Take the data below and repeat it exactly.

> _DATA_

● ● ● ● ● ● ●

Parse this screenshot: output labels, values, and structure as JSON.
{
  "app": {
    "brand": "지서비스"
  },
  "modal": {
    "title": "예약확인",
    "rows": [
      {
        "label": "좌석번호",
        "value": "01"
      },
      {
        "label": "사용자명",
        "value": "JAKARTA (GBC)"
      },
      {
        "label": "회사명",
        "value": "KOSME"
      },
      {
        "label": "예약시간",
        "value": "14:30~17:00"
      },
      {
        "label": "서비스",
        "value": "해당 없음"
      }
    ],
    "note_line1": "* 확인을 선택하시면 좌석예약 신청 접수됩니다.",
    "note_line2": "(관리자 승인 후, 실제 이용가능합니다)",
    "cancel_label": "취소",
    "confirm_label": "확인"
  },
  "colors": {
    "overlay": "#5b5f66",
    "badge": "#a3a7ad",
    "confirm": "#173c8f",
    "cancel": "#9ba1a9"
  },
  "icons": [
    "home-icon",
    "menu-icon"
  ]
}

● ● ● ● ● ● ●

> _OUTPUT_
Parse this screenshot: output labels, values, and structure as JSON.
{
  "app": {
    "brand": "지서비스"
  },
  "modal": {
    "title": "예약확인",
    "rows": [
      {
        "label": "좌석번호",
        "value": "01"
      },
      {
        "label": "사용자명",
        "value": "JAKARTA (GBC)"
      },
      {
        "label": "회사명",
        "value": "KOSME"
      },
      {
        "label": "예약시간",
        "value": "14:30~17:00"
      },
      {
        "label": "서비스",
        "value": "해당 없음"
      }
    ],
    "note_line1": "* 확인을 선택하시면 좌석예약 신청 접수됩니다.",
    "note_line2": "(관리자 승인 후, 실제 이용가능합니다)",
    "cancel_label": "취소",
    "confirm_label": "확인"
  },
  "colors": {
    "overlay": "#5b5f66",
    "badge": "#a3a7ad",
    "confirm": "#173c8f",
    "cancel": "#9ba1a9"
  },
  "icons": [
    "home-icon",
    "menu-icon"
  ]
}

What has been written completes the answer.